▶ [REQUEST]:
Each entry below must be repeated word for word.

Stored data entries
=-=-=
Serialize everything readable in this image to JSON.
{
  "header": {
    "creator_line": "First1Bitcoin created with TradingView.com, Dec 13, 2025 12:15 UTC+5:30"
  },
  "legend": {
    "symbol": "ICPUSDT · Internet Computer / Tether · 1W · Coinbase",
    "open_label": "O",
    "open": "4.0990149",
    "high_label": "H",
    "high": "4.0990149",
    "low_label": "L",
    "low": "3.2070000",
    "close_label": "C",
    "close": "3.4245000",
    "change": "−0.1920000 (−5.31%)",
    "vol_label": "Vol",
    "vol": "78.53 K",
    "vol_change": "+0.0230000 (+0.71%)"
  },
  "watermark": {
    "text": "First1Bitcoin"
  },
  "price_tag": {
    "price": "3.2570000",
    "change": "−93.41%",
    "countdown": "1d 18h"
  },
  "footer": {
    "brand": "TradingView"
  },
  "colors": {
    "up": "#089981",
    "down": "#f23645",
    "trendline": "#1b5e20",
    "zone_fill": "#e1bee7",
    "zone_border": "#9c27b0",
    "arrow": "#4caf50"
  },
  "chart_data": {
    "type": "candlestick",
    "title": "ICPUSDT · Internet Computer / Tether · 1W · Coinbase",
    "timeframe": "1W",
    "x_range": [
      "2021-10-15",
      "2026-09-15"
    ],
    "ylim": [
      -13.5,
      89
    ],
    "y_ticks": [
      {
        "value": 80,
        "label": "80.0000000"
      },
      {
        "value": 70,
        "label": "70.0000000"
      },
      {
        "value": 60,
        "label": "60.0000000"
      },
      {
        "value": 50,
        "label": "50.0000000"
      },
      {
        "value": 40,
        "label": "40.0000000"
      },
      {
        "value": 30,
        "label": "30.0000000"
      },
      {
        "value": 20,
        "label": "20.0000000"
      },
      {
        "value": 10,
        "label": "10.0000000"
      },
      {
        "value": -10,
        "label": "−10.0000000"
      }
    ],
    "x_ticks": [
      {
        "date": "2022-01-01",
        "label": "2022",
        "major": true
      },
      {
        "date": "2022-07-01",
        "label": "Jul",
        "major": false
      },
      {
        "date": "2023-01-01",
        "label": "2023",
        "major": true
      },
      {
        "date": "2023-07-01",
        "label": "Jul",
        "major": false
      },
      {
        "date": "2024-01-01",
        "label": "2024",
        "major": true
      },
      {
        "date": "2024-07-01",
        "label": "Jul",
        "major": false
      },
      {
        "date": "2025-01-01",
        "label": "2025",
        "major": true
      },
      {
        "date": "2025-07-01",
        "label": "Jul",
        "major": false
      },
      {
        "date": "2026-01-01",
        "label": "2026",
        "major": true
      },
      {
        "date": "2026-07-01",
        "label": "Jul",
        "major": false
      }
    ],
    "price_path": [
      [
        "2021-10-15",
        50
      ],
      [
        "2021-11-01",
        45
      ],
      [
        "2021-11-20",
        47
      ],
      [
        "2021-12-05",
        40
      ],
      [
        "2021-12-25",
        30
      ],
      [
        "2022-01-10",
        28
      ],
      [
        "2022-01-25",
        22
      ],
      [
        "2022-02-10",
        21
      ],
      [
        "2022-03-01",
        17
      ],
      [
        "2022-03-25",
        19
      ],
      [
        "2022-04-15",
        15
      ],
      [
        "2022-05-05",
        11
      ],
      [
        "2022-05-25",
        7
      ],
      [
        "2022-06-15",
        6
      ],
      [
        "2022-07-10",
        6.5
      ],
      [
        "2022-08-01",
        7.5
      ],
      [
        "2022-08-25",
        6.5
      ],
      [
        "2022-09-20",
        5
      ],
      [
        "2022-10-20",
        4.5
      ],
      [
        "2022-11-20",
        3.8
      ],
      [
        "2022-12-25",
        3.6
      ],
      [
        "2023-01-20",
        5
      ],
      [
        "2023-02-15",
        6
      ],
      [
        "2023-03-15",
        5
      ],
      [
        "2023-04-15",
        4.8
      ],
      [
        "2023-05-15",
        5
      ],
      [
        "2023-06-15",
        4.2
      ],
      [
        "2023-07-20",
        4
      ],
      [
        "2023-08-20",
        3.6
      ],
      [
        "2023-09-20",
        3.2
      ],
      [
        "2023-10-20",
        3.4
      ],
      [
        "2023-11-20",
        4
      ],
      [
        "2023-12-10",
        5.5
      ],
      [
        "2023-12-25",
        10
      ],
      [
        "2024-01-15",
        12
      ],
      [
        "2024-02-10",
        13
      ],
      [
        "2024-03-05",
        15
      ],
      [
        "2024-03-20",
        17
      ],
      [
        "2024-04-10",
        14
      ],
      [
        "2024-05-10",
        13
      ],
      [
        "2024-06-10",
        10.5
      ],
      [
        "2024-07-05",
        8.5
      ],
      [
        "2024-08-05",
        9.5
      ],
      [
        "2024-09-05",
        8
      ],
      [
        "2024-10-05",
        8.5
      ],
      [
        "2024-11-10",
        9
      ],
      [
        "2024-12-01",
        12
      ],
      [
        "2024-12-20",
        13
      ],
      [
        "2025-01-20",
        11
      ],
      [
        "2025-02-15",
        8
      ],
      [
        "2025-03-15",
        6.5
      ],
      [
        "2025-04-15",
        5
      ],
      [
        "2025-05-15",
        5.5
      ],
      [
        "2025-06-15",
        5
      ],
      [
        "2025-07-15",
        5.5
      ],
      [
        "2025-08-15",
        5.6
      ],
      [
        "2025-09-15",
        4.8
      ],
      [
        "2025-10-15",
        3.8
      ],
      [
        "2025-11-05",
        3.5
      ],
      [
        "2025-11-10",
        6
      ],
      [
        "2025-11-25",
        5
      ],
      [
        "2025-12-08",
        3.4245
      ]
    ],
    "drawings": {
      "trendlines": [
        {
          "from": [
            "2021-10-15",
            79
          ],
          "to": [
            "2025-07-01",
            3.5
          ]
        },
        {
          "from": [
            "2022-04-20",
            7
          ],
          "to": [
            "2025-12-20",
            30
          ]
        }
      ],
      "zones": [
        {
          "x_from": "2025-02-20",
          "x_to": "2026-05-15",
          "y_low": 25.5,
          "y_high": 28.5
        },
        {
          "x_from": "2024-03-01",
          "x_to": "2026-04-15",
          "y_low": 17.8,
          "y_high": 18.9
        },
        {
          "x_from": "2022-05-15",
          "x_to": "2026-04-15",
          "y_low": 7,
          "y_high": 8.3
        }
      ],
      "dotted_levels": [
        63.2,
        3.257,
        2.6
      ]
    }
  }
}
=-=-=
▶ [ANSWER TO THE TASK]:
Serialize everything readable in this image to JSON.
{
  "header": {
    "creator_line": "First1Bitcoin created with TradingView.com, Dec 13, 2025 12:15 UTC+5:30"
  },
  "legend": {
    "symbol": "ICPUSDT · Internet Computer / Tether · 1W · Coinbase",
    "open_label": "O",
    "open": "4.0990149",
    "high_label": "H",
    "high": "4.0990149",
    "low_label": "L",
    "low": "3.2070000",
    "close_label": "C",
    "close": "3.4245000",
    "change": "−0.1920000 (−5.31%)",
    "vol_label": "Vol",
    "vol": "78.53 K",
    "vol_change": "+0.0230000 (+0.71%)"
  },
  "watermark": {
    "text": "First1Bitcoin"
  },
  "price_tag": {
    "price": "3.2570000",
    "change": "−93.41%",
    "countdown": "1d 18h"
  },
  "footer": {
    "brand": "TradingView"
  },
  "colors": {
    "up": "#089981",
    "down": "#f23645",
    "trendline": "#1b5e20",
    "zone_fill": "#e1bee7",
    "zone_border": "#9c27b0",
    "arrow": "#4caf50"
  },
  "chart_data": {
    "type": "candlestick",
    "title": "ICPUSDT · Internet Computer / Tether · 1W · Coinbase",
    "timeframe": "1W",
    "x_range": [
      "2021-10-15",
      "2026-09-15"
    ],
    "ylim": [
      -13.5,
      89
    ],
    "y_ticks": [
      {
        "value": 80,
        "label": "80.0000000"
      },
      {
        "value": 70,
        "label": "70.0000000"
      },
      {
        "value": 60,
        "label": "60.0000000"
      },
      {
        "value": 50,
        "label": "50.0000000"
      },
      {
        "value": 40,
        "label": "40.0000000"
      },
      {
        "value": 30,
        "label": "30.0000000"
      },
      {
        "value": 20,
        "label": "20.0000000"
      },
      {
        "value": 10,
        "label": "10.0000000"
      },
      {
        "value": -10,
        "label": "−10.0000000"
      }
    ],
    "x_ticks": [
      {
        "date": "2022-01-01",
        "label": "2022",
        "major": true
      },
      {
        "date": "2022-07-01",
        "label": "Jul",
        "major": false
      },
      {
        "date": "2023-01-01",
        "label": "2023",
        "major": true
      },
      {
        "date": "2023-07-01",
        "label": "Jul",
        "major": false
      },
      {
        "date": "2024-01-01",
        "label": "2024",
        "major": true
      },
      {
        "date": "2024-07-01",
        "label": "Jul",
        "major": false
      },
      {
        "date": "2025-01-01",
        "label": "2025",
        "major": true
      },
      {
        "date": "2025-07-01",
        "label": "Jul",
        "major": false
      },
      {
        "date": "2026-01-01",
        "label": "2026",
        "major": true
      },
      {
        "date": "2026-07-01",
        "label": "Jul",
        "major": false
      }
    ],
    "price_path": [
      [
        "2021-10-15",
        50
      ],
      [
        "2021-11-01",
        45
      ],
      [
        "2021-11-20",
        47
      ],
      [
        "2021-12-05",
        40
      ],
      [
        "2021-12-25",
        30
      ],
      [
        "2022-01-10",
        28
      ],
      [
        "2022-01-25",
        22
      ],
      [
        "2022-02-10",
        21
      ],
      [
        "2022-03-01",
        17
      ],
      [
        "2022-03-25",
        19
      ],
      [
        "2022-04-15",
        15
      ],
      [
        "2022-05-05",
        11
      ],
      [
        "2022-05-25",
        7
      ],
      [
        "2022-06-15",
        6
      ],
      [
        "2022-07-10",
        6.5
      ],
      [
        "2022-08-01",
        7.5
      ],
      [
        "2022-08-25",
        6.5
      ],
      [
        "2022-09-20",
        5
      ],
      [
        "2022-10-20",
        4.5
      ],
      [
        "2022-11-20",
        3.8
      ],
      [
        "2022-12-25",
        3.6
      ],
      [
        "2023-01-20",
        5
      ],
      [
        "2023-02-15",
        6
      ],
      [
        "2023-03-15",
        5
      ],
      [
        "2023-04-15",
        4.8
      ],
      [
        "2023-05-15",
        5
      ],
      [
        "2023-06-15",
        4.2
      ],
      [
        "2023-07-20",
        4
      ],
      [
        "2023-08-20",
        3.6
      ],
      [
        "2023-09-20",
        3.2
      ],
      [
        "2023-10-20",
        3.4
      ],
      [
        "2023-11-20",
        4
      ],
      [
        "2023-12-10",
        5.5
      ],
      [
        "2023-12-25",
        10
      ],
      [
        "2024-01-15",
        12
      ],
      [
        "2024-02-10",
        13
      ],
      [
        "2024-03-05",
        15
      ],
      [
        "2024-03-20",
        17
      ],
      [
        "2024-04-10",
        14
      ],
      [
        "2024-05-10",
        13
      ],
      [
        "2024-06-10",
        10.5
      ],
      [
        "2024-07-05",
        8.5
      ],
      [
        "2024-08-05",
        9.5
      ],
      [
        "2024-09-05",
        8
      ],
      [
        "2024-10-05",
        8.5
      ],
      [
        "2024-11-10",
        9
      ],
      [
        "2024-12-01",
        12
      ],
      [
        "2024-12-20",
        13
      ],
      [
        "2025-01-20",
        11
      ],
      [
        "2025-02-15",
        8
      ],
      [
        "2025-03-15",
        6.5
      ],
      [
        "2025-04-15",
        5
      ],
      [
        "2025-05-15",
        5.5
      ],
      [
        "2025-06-15",
        5
      ],
      [
        "2025-07-15",
        5.5
      ],
      [
        "2025-08-15",
        5.6
      ],
      [
        "2025-09-15",
        4.8
      ],
      [
        "2025-10-15",
        3.8
      ],
      [
        "2025-11-05",
        3.5
      ],
      [
        "2025-11-10",
        6
      ],
      [
        "2025-11-25",
        5
      ],
      [
        "2025-12-08",
        3.4245
      ]
    ],
    "drawings": {
      "trendlines": [
        {
          "from": [
            "2021-10-15",
            79
          ],
          "to": [
            "2025-07-01",
            3.5
          ]
        },
        {
          "from": [
            "2022-04-20",
            7
          ],
          "to": [
            "2025-12-20",
            30
          ]
        }
      ],
      "zones": [
        {
          "x_from": "2025-02-20",
          "x_to": "2026-05-15",
          "y_low": 25.5,
          "y_high": 28.5
        },
        {
          "x_from": "2024-03-01",
          "x_to": "2026-04-15",
          "y_low": 17.8,
          "y_high": 18.9
        },
        {
          "x_from": "2022-05-15",
          "x_to": "2026-04-15",
          "y_low": 7,
          "y_high": 8.3
        }
      ],
      "dotted_levels": [
        63.2,
        3.257,
        2.6
      ]
    }
  }
}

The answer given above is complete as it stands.